* [REQUIRED TASK]: Search the material for the string "разъёмом" and copy each line where it occurs.

==========

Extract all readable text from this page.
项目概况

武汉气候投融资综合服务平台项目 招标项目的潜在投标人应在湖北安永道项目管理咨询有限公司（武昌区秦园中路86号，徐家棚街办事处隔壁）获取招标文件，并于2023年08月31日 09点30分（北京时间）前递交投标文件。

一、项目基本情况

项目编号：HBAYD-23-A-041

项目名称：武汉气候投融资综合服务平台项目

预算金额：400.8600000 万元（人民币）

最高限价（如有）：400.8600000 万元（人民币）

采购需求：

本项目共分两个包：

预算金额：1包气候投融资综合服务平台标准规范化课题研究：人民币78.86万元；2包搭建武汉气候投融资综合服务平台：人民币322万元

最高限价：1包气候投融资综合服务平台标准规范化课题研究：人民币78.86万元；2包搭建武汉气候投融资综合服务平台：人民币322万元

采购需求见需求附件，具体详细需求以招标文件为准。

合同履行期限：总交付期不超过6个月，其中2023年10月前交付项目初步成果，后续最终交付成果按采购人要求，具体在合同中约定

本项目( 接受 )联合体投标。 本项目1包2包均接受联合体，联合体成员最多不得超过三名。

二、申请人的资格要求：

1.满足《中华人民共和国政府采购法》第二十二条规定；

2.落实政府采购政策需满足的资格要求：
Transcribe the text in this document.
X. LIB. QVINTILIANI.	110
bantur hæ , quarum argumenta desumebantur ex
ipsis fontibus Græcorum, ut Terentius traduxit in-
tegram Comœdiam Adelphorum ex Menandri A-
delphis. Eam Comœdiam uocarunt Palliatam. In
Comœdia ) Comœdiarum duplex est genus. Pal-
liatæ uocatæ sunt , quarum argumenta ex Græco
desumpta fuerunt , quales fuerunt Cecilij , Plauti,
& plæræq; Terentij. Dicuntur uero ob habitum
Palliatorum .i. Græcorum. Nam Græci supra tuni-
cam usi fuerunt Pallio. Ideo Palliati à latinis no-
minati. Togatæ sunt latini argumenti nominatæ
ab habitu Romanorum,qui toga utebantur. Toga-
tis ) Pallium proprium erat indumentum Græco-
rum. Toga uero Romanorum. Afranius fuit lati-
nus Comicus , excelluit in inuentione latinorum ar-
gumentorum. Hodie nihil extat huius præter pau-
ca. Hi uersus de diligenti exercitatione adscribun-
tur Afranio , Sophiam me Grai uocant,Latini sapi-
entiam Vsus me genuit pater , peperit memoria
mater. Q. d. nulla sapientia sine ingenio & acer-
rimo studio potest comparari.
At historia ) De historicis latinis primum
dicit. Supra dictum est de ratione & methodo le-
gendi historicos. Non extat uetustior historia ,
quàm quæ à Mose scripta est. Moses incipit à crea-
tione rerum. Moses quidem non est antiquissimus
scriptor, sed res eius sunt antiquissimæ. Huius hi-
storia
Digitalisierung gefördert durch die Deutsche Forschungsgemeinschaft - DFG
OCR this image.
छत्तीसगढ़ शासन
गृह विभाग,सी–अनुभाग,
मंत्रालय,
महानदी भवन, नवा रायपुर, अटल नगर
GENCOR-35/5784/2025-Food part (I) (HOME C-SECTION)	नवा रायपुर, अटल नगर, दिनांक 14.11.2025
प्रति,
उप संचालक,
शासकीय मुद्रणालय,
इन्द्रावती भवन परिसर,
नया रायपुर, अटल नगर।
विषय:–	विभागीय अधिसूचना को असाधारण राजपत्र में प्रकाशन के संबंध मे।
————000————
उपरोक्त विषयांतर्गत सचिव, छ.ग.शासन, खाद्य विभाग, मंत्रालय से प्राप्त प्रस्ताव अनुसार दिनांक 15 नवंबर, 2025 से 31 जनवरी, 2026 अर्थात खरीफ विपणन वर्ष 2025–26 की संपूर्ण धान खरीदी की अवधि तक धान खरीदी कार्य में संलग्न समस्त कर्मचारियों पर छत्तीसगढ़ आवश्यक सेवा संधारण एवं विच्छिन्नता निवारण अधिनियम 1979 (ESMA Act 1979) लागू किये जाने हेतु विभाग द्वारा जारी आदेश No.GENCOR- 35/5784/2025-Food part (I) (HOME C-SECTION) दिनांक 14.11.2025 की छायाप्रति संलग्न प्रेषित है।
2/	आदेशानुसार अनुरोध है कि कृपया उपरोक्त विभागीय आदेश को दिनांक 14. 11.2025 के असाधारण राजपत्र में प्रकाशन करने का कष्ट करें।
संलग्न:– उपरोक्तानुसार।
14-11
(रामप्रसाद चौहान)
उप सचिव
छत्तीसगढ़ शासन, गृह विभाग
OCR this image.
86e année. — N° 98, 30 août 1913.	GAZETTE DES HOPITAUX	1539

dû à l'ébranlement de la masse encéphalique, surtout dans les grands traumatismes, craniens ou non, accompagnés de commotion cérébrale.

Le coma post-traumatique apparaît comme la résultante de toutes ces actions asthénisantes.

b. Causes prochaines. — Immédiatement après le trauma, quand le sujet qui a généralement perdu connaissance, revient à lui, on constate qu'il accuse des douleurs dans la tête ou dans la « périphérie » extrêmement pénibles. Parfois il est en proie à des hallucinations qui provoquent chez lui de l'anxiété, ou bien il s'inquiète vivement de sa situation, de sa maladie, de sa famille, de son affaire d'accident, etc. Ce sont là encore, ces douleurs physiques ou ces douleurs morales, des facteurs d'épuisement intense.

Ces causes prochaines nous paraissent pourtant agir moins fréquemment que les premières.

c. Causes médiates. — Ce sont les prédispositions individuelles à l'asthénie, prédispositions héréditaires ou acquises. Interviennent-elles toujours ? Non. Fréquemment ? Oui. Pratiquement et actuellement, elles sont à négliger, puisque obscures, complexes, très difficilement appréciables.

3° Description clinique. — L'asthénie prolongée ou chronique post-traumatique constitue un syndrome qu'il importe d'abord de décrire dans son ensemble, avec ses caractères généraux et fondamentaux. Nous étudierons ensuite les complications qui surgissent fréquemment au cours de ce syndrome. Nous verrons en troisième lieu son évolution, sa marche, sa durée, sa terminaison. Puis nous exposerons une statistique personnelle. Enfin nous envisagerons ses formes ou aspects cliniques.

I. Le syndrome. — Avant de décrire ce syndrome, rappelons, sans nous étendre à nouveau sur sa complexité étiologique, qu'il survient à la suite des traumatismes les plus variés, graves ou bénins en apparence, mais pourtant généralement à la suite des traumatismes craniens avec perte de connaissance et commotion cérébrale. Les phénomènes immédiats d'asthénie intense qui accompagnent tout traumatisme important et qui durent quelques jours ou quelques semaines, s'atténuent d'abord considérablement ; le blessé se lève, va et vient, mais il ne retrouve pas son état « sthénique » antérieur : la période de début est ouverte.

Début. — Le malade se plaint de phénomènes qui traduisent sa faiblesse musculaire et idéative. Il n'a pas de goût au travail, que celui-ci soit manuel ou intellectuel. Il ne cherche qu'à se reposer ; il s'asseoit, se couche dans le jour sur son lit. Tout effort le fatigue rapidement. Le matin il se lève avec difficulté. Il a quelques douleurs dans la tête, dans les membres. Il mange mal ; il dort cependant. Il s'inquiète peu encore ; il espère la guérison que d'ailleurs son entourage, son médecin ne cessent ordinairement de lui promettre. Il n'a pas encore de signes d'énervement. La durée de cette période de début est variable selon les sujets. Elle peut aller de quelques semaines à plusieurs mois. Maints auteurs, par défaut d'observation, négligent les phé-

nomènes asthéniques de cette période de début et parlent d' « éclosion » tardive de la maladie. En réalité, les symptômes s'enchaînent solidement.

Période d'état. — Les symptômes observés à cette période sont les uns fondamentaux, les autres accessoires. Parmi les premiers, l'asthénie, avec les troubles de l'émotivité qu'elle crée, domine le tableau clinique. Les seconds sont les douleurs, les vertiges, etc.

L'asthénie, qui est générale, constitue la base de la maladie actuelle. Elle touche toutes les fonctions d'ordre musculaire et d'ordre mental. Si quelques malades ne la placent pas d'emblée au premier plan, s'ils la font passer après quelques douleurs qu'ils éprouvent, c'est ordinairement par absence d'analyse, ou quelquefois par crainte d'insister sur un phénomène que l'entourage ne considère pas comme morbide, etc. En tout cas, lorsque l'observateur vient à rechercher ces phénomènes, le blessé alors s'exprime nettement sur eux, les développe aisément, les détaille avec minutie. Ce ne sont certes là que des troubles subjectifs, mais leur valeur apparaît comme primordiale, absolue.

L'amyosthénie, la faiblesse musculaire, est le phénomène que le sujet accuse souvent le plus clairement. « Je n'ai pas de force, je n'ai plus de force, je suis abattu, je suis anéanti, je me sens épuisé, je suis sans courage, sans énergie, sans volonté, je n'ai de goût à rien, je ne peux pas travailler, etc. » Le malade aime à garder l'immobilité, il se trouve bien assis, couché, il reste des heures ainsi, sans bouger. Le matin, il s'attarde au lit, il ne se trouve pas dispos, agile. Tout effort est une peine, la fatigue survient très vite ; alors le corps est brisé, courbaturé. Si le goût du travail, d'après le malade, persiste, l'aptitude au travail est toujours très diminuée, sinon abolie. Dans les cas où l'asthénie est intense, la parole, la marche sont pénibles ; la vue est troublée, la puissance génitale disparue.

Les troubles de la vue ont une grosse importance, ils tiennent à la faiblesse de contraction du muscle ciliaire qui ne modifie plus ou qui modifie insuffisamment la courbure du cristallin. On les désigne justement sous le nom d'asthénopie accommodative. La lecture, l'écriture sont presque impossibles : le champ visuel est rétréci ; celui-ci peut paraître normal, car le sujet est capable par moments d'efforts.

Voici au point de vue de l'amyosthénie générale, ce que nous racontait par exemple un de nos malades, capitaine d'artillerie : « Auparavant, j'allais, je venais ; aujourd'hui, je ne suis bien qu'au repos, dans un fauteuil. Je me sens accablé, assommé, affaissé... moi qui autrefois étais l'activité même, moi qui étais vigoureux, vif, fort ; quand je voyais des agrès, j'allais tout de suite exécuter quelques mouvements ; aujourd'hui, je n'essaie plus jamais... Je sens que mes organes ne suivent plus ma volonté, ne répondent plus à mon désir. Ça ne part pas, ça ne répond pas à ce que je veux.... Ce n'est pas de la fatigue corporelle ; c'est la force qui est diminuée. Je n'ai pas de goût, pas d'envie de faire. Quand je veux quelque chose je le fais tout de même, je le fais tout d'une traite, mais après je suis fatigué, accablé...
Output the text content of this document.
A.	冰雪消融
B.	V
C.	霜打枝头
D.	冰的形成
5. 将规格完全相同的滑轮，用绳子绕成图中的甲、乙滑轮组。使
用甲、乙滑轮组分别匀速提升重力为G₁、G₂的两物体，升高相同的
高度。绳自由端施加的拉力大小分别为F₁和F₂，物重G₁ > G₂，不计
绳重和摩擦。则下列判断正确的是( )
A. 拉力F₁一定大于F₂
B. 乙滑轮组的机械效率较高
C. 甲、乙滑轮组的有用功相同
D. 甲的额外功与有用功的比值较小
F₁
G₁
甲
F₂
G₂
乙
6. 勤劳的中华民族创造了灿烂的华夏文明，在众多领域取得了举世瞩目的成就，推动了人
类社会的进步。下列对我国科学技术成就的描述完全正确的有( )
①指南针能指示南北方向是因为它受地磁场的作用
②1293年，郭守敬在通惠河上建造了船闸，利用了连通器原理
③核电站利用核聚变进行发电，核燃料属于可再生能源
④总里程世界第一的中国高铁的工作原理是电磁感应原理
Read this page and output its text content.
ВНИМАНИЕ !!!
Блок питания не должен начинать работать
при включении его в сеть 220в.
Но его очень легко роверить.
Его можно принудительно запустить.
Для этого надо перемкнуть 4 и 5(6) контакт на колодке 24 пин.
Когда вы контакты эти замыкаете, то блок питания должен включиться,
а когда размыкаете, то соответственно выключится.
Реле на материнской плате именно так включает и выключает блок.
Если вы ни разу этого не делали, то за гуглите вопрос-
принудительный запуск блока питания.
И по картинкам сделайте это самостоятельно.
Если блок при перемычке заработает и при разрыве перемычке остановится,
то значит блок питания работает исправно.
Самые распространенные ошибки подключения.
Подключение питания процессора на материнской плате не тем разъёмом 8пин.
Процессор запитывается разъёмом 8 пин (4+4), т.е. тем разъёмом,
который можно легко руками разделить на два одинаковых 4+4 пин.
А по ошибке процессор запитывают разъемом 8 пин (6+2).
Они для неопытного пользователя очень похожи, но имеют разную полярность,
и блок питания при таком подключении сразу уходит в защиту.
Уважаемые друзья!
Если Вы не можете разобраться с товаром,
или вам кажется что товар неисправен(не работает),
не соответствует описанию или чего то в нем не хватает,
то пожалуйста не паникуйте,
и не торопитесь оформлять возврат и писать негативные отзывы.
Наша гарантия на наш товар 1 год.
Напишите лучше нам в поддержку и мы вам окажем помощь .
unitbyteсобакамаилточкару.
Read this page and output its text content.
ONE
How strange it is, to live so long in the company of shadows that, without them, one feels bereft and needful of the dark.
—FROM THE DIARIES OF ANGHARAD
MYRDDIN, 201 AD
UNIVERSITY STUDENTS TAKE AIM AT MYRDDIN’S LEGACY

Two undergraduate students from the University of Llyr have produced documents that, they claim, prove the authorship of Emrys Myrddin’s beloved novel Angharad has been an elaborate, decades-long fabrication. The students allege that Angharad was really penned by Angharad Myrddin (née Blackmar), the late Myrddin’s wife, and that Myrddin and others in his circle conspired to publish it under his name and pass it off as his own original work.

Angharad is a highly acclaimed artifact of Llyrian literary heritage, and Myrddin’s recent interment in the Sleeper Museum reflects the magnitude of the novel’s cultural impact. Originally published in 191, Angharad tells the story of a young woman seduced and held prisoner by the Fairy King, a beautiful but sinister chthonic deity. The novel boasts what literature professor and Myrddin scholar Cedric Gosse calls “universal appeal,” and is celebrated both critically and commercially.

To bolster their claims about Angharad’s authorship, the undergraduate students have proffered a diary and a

==========

* [CORRECT OUTPUT]:
Подключение питания процессора на материнской плате не тем разъёмом 8пин.
Процессор запитывается разъёмом 8 пин (4+4), т.е. тем разъёмом,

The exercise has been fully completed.